JOB >> Reproduce the listing verbatim.

##### TASK MATERIAL #####

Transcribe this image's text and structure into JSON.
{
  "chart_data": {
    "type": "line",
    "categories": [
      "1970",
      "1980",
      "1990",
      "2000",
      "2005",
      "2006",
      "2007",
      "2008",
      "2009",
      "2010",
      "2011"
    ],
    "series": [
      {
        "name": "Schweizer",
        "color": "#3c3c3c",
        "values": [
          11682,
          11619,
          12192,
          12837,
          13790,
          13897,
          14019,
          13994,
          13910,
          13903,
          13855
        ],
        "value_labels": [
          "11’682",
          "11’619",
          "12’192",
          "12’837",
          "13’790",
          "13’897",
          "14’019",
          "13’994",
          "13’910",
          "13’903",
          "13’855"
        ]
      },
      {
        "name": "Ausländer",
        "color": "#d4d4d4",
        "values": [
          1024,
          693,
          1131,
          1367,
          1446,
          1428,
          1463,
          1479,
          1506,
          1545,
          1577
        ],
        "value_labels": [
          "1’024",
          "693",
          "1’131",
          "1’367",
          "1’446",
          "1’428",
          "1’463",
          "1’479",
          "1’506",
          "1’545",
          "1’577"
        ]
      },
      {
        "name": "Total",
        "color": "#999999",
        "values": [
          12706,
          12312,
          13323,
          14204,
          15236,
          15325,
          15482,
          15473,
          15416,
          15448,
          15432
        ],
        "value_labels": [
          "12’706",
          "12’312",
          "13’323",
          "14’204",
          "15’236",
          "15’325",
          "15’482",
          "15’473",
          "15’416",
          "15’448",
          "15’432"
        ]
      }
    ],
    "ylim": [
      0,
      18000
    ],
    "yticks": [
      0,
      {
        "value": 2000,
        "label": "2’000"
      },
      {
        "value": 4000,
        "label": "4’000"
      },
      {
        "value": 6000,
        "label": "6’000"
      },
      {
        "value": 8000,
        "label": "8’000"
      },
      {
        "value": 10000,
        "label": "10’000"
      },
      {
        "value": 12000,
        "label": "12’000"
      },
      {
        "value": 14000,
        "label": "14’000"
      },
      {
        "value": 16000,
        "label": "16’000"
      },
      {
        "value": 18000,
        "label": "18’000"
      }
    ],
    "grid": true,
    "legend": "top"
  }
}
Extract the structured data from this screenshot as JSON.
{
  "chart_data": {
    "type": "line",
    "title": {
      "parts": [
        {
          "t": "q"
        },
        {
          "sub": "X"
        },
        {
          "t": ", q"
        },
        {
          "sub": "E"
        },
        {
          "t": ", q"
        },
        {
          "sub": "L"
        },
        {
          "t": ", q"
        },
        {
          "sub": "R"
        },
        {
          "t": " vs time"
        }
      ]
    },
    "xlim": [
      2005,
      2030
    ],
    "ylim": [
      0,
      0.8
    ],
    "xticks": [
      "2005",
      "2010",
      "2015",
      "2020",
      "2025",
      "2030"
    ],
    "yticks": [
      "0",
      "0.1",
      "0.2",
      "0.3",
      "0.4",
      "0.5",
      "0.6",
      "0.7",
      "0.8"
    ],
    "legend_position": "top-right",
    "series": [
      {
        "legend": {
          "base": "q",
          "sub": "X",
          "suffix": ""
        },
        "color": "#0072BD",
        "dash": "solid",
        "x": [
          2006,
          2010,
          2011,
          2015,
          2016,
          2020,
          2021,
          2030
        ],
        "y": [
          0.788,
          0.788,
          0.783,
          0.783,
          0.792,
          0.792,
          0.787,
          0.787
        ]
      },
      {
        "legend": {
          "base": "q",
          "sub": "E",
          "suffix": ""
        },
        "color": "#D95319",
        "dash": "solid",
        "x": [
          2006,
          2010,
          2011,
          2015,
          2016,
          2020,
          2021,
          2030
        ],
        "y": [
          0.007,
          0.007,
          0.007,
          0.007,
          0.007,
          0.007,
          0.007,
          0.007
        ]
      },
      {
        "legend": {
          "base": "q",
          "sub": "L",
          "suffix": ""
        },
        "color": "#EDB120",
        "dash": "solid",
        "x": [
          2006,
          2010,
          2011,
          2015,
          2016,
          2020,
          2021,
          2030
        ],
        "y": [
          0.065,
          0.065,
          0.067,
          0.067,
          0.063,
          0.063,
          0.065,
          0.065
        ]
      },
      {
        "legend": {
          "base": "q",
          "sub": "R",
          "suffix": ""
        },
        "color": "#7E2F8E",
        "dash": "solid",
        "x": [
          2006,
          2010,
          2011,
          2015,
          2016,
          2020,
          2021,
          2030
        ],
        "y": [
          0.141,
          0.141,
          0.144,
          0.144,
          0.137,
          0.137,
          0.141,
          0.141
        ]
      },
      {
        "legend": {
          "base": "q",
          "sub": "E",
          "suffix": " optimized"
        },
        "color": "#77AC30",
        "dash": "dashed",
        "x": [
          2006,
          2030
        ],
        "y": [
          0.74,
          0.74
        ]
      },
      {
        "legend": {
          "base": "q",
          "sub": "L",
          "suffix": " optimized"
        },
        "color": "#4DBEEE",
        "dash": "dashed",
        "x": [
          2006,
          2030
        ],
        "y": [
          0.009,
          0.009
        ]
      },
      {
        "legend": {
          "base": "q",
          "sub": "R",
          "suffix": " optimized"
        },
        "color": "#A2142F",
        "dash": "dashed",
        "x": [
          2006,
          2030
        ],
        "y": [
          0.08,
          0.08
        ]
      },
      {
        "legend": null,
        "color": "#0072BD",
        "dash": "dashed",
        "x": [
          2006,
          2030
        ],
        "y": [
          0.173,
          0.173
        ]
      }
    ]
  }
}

#####

COMPLETE OUTPUT >>
Transcribe this image's text and structure into JSON.
{
  "chart_data": {
    "type": "line",
    "categories": [
      "1970",
      "1980",
      "1990",
      "2000",
      "2005",
      "2006",
      "2007",
      "2008",
      "2009",
      "2010",
      "2011"
    ],
    "series": [
      {
        "name": "Schweizer",
        "color": "#3c3c3c",
        "values": [
          11682,
          11619,
          12192,
          12837,
          13790,
          13897,
          14019,
          13994,
          13910,
          13903,
          13855
        ],
        "value_labels": [
          "11’682",
          "11’619",
          "12’192",
          "12’837",
          "13’790",
          "13’897",
          "14’019",
          "13’994",
          "13’910",
          "13’903",
          "13’855"
        ]
      },
      {
        "name": "Ausländer",
        "color": "#d4d4d4",
        "values": [
          1024,
          693,
          1131,
          1367,
          1446,
          1428,
          1463,
          1479,
          1506,
          1545,
          1577
        ],
        "value_labels": [
          "1’024",
          "693",
          "1’131",
          "1’367",
          "1’446",
          "1’428",
          "1’463",
          "1’479",
          "1’506",
          "1’545",
          "1’577"
        ]
      },
      {
        "name": "Total",
        "color": "#999999",
        "values": [
          12706,
          12312,
          13323,
          14204,
          15236,
          15325,
          15482,
          15473,
          15416,
          15448,
          15432
        ],
        "value_labels": [
          "12’706",
          "12’312",
          "13’323",
          "14’204",
          "15’236",
          "15’325",
          "15’482",
          "15’473",
          "15’416",
          "15’448",
          "15’432"
        ]
      }
    ],
    "ylim": [
      0,
      18000
    ],
    "yticks": [
      0,
      {
        "value": 2000,
        "label": "2’000"
      },
      {
        "value": 4000,
        "label": "4’000"
      },
      {
        "value": 6000,
        "label": "6’000"
      },
      {
        "value": 8000,
        "label": "8’000"
      },
      {
        "value": 10000,
        "label": "10’000"
      },
      {
        "value": 12000,
        "label": "12’000"
      },
      {
        "value": 14000,
        "label": "14’000"
      },
      {
        "value": 16000,
        "label": "16’000"
      },
      {
        "value": 18000,
        "label": "18’000"
      }
    ],
    "grid": true,
    "legend": "top"
  }
}
Extract the structured data from this screenshot as JSON.
{
  "chart_data": {
    "type": "line",
    "title": {
      "parts": [
        {
          "t": "q"
        },
        {
          "sub": "X"
        },
        {
          "t": ", q"
        },
        {
          "sub": "E"
        },
        {
          "t": ", q"
        },
        {
          "sub": "L"
        },
        {
          "t": ", q"
        },
        {
          "sub": "R"
        },
        {
          "t": " vs time"
        }
      ]
    },
    "xlim": [
      2005,
      2030
    ],
    "ylim": [
      0,
      0.8
    ],
    "xticks": [
      "2005",
      "2010",
      "2015",
      "2020",
      "2025",
      "2030"
    ],
    "yticks": [
      "0",
      "0.1",
      "0.2",
      "0.3",
      "0.4",
      "0.5",
      "0.6",
      "0.7",
      "0.8"
    ],
    "legend_position": "top-right",
    "series": [
      {
        "legend": {
          "base": "q",
          "sub": "X",
          "suffix": ""
        },
        "color": "#0072BD",
        "dash": "solid",
        "x": [
          2006,
          2010,
          2011,
          2015,
          2016,
          2020,
          2021,
          2030
        ],
        "y": [
          0.788,
          0.788,
          0.783,
          0.783,
          0.792,
          0.792,
          0.787,
          0.787
        ]
      },
      {
        "legend": {
          "base": "q",
          "sub": "E",
          "suffix": ""
        },
        "color": "#D95319",
        "dash": "solid",
        "x": [
          2006,
          2010,
          2011,
          2015,
          2016,
          2020,
          2021,
          2030
        ],
        "y": [
          0.007,
          0.007,
          0.007,
          0.007,
          0.007,
          0.007,
          0.007,
          0.007
        ]
      },
      {
        "legend": {
          "base": "q",
          "sub": "L",
          "suffix": ""
        },
        "color": "#EDB120",
        "dash": "solid",
        "x": [
          2006,
          2010,
          2011,
          2015,
          2016,
          2020,
          2021,
          2030
        ],
        "y": [
          0.065,
          0.065,
          0.067,
          0.067,
          0.063,
          0.063,
          0.065,
          0.065
        ]
      },
      {
        "legend": {
          "base": "q",
          "sub": "R",
          "suffix": ""
        },
        "color": "#7E2F8E",
        "dash": "solid",
        "x": [
          2006,
          2010,
          2011,
          2015,
          2016,
          2020,
          2021,
          2030
        ],
        "y": [
          0.141,
          0.141,
          0.144,
          0.144,
          0.137,
          0.137,
          0.141,
          0.141
        ]
      },
      {
        "legend": {
          "base": "q",
          "sub": "E",
          "suffix": " optimized"
        },
        "color": "#77AC30",
        "dash": "dashed",
        "x": [
          2006,
          2030
        ],
        "y": [
          0.74,
          0.74
        ]
      },
      {
        "legend": {
          "base": "q",
          "sub": "L",
          "suffix": " optimized"
        },
        "color": "#4DBEEE",
        "dash": "dashed",
        "x": [
          2006,
          2030
        ],
        "y": [
          0.009,
          0.009
        ]
      },
      {
        "legend": {
          "base": "q",
          "sub": "R",
          "suffix": " optimized"
        },
        "color": "#A2142F",
        "dash": "dashed",
        "x": [
          2006,
          2030
        ],
        "y": [
          0.08,
          0.08
        ]
      },
      {
        "legend": null,
        "color": "#0072BD",
        "dash": "dashed",
        "x": [
          2006,
          2030
        ],
        "y": [
          0.173,
          0.173
        ]
      }
    ]
  }
}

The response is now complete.